● Requirement
Return each line of the data below verbatim; pictures are to be left out.

(Stored data)
^^^^

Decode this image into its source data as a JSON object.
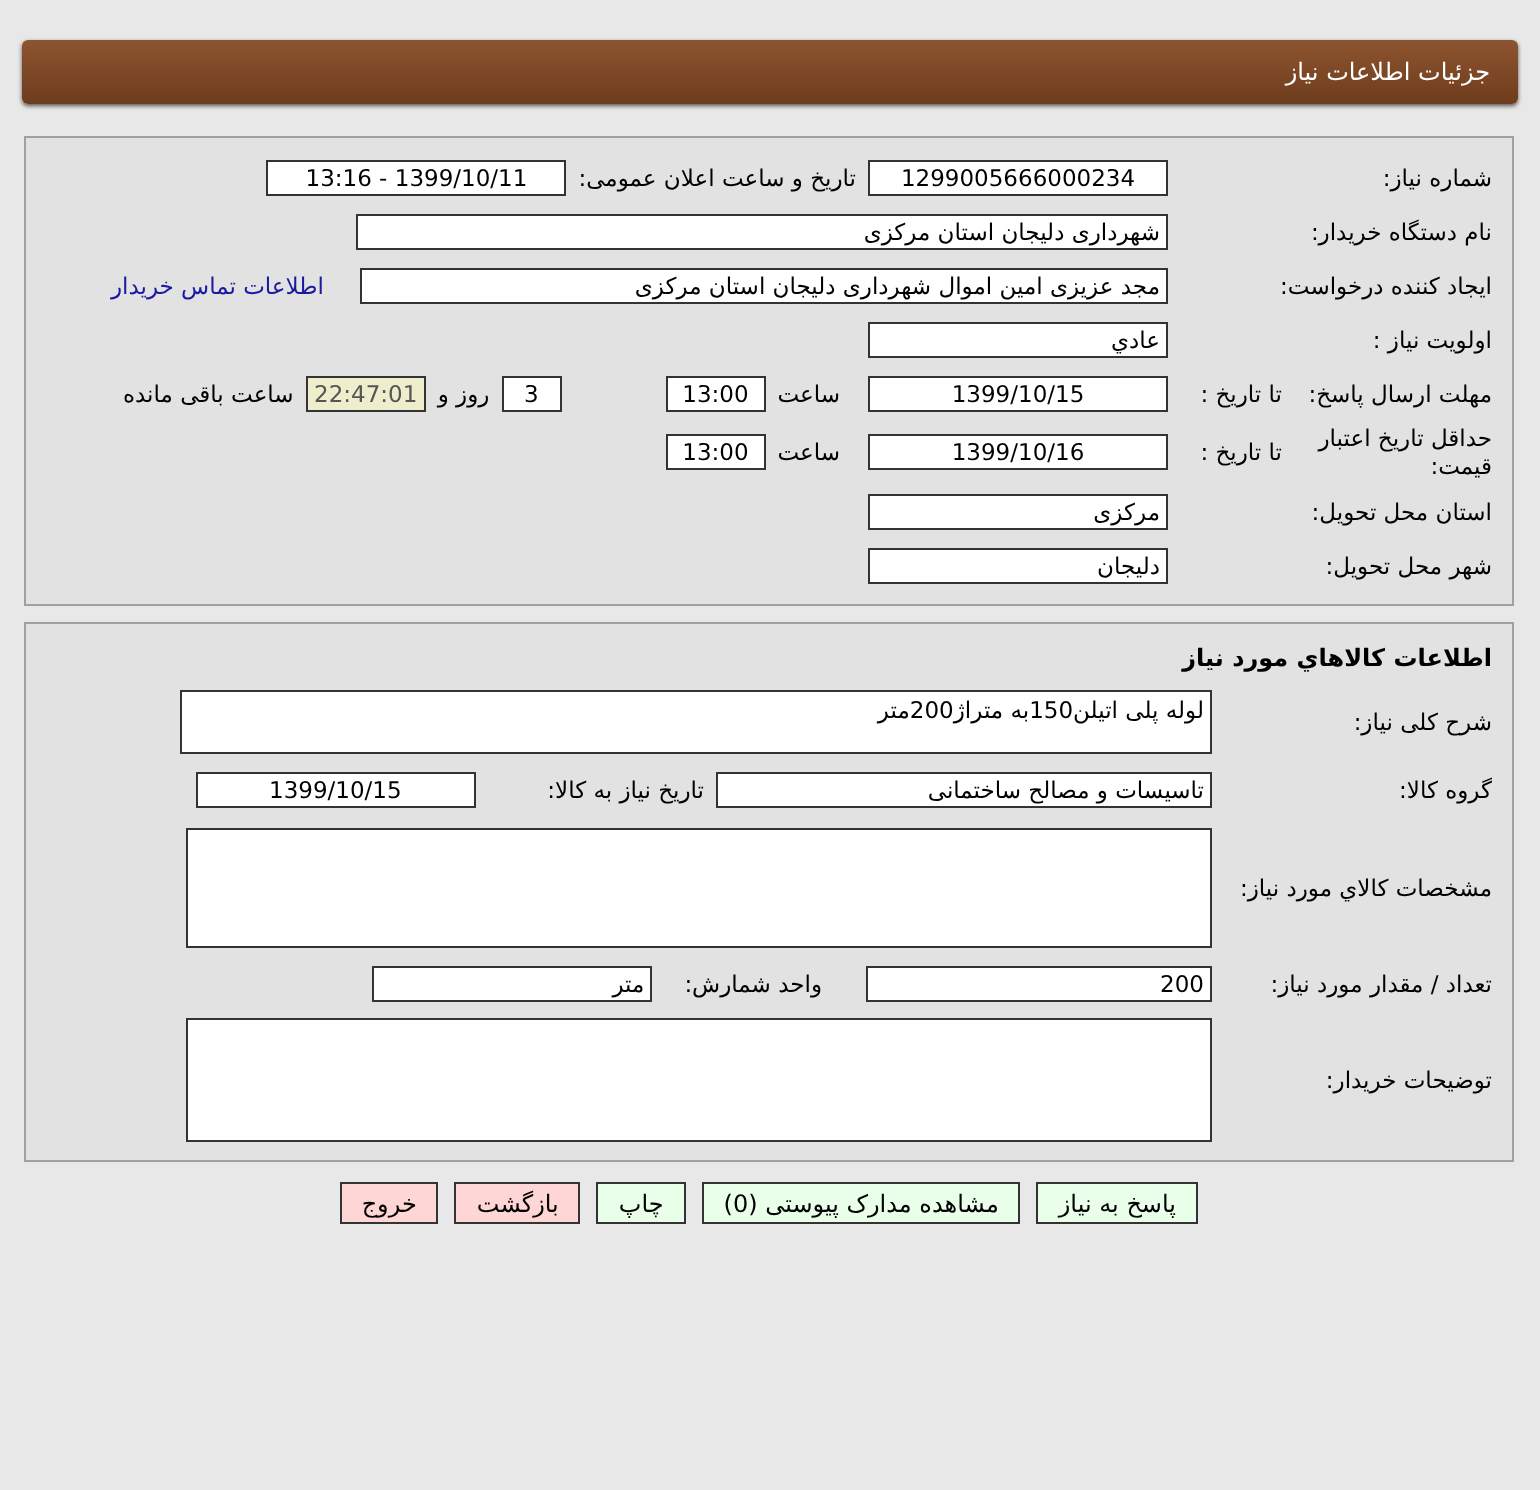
{
  "header": {
    "title": "جزئیات اطلاعات نیاز"
  },
  "need": {
    "need_number": {
      "label": "شماره نیاز:",
      "value": "1299005666000234"
    },
    "announce": {
      "label": "تاریخ و ساعت اعلان عمومی:",
      "value": "1399/10/11 - 13:16"
    },
    "buyer_org": {
      "label": "نام دستگاه خریدار:",
      "value": "شهرداری دلیجان استان مرکزی"
    },
    "requester": {
      "label": "ایجاد کننده درخواست:",
      "value": "مجد عزیزی امین اموال شهرداری دلیجان استان مرکزی",
      "link": "اطلاعات تماس خریدار"
    },
    "priority": {
      "label": "اولویت نیاز :",
      "value": "عادي"
    },
    "deadline": {
      "label": "مهلت ارسال پاسخ:",
      "date_label": "تا تاریخ :",
      "date": "1399/10/15",
      "time_label": "ساعت",
      "time": "13:00",
      "days": "3",
      "days_label": "روز و",
      "remaining": "22:47:01",
      "remaining_label": "ساعت باقی مانده"
    },
    "validity": {
      "label": "حداقل تاریخ اعتبار قیمت:",
      "date_label": "تا تاریخ :",
      "date": "1399/10/16",
      "time_label": "ساعت",
      "time": "13:00"
    },
    "province": {
      "label": "استان محل تحویل:",
      "value": "مرکزی"
    },
    "city": {
      "label": "شهر محل تحویل:",
      "value": "دلیجان"
    }
  },
  "goods": {
    "title": "اطلاعات کالاهاي مورد نیاز",
    "description": {
      "label": "شرح کلی نیاز:",
      "value": "لوله پلی اتیلن150به متراژ200متر"
    },
    "group": {
      "label": "گروه کالا:",
      "value": "تاسیسات و مصالح ساختمانی",
      "date_label": "تاریخ نیاز به کالا:",
      "date": "1399/10/15"
    },
    "specs": {
      "label": "مشخصات کالاي مورد نیاز:"
    },
    "quantity": {
      "label": "تعداد / مقدار مورد نیاز:",
      "value": "200",
      "unit_label": "واحد شمارش:",
      "unit": "متر"
    },
    "buyer_notes": {
      "label": "توضیحات خریدار:"
    }
  },
  "buttons": [
    {
      "label": "پاسخ به نیاز",
      "kind": "action"
    },
    {
      "label": "مشاهده مدارک پیوستی (0)",
      "kind": "action"
    },
    {
      "label": "چاپ",
      "kind": "action"
    },
    {
      "label": "بازگشت",
      "kind": "exit"
    },
    {
      "label": "خروج",
      "kind": "exit"
    }
  ]
}
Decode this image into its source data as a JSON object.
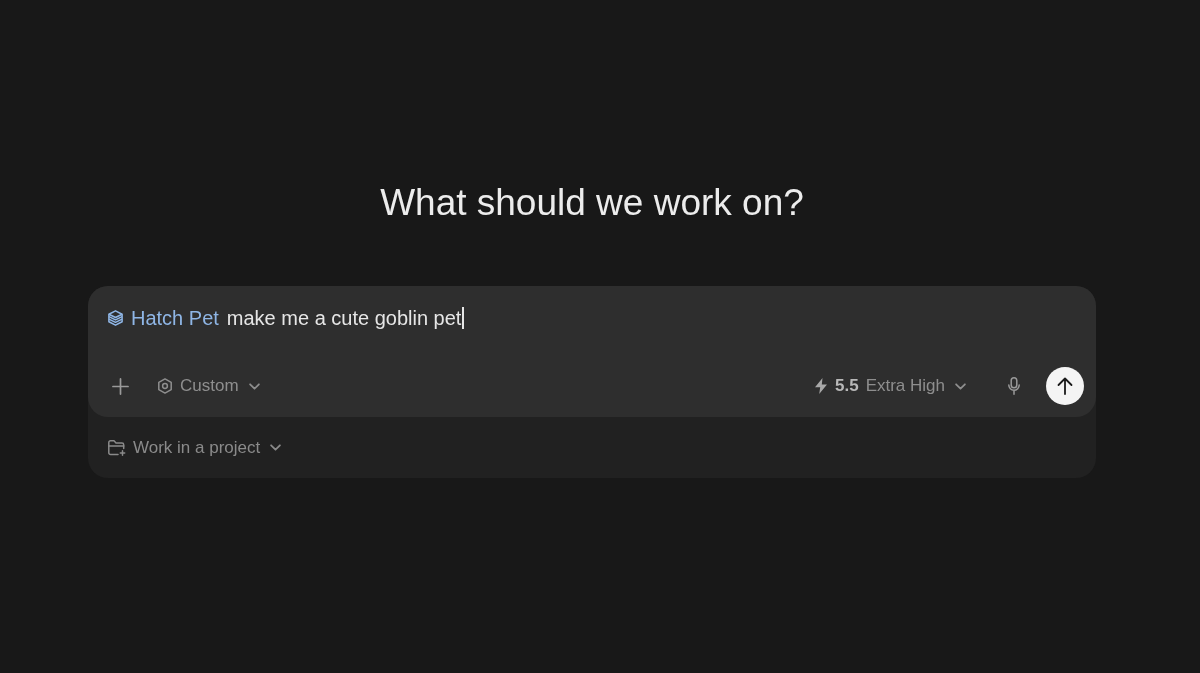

^^^^

● Written reply
Decode this image into its source data as a JSON object.
{
  "header": {
    "title": "جزئیات اطلاعات نیاز"
  },
  "need": {
    "need_number": {
      "label": "شماره نیاز:",
      "value": "1299005666000234"
    },
    "announce": {
      "label": "تاریخ و ساعت اعلان عمومی:",
      "value": "1399/10/11 - 13:16"
    },
    "buyer_org": {
      "label": "نام دستگاه خریدار:",
      "value": "شهرداری دلیجان استان مرکزی"
    },
    "requester": {
      "label": "ایجاد کننده درخواست:",
      "value": "مجد عزیزی امین اموال شهرداری دلیجان استان مرکزی",
      "link": "اطلاعات تماس خریدار"
    },
    "priority": {
      "label": "اولویت نیاز :",
      "value": "عادي"
    },
    "deadline": {
      "label": "مهلت ارسال پاسخ:",
      "date_label": "تا تاریخ :",
      "date": "1399/10/15",
      "time_label": "ساعت",
      "time": "13:00",
      "days": "3",
      "days_label": "روز و",
      "remaining": "22:47:01",
      "remaining_label": "ساعت باقی مانده"
    },
    "validity": {
      "label": "حداقل تاریخ اعتبار قیمت:",
      "date_label": "تا تاریخ :",
      "date": "1399/10/16",
      "time_label": "ساعت",
      "time": "13:00"
    },
    "province": {
      "label": "استان محل تحویل:",
      "value": "مرکزی"
    },
    "city": {
      "label": "شهر محل تحویل:",
      "value": "دلیجان"
    }
  },
  "goods": {
    "title": "اطلاعات کالاهاي مورد نیاز",
    "description": {
      "label": "شرح کلی نیاز:",
      "value": "لوله پلی اتیلن150به متراژ200متر"
    },
    "group": {
      "label": "گروه کالا:",
      "value": "تاسیسات و مصالح ساختمانی",
      "date_label": "تاریخ نیاز به کالا:",
      "date": "1399/10/15"
    },
    "specs": {
      "label": "مشخصات کالاي مورد نیاز:"
    },
    "quantity": {
      "label": "تعداد / مقدار مورد نیاز:",
      "value": "200",
      "unit_label": "واحد شمارش:",
      "unit": "متر"
    },
    "buyer_notes": {
      "label": "توضیحات خریدار:"
    }
  },
  "buttons": [
    {
      "label": "پاسخ به نیاز",
      "kind": "action"
    },
    {
      "label": "مشاهده مدارک پیوستی (0)",
      "kind": "action"
    },
    {
      "label": "چاپ",
      "kind": "action"
    },
    {
      "label": "بازگشت",
      "kind": "exit"
    },
    {
      "label": "خروج",
      "kind": "exit"
    }
  ]
}
Decode this image into its source data as a JSON object.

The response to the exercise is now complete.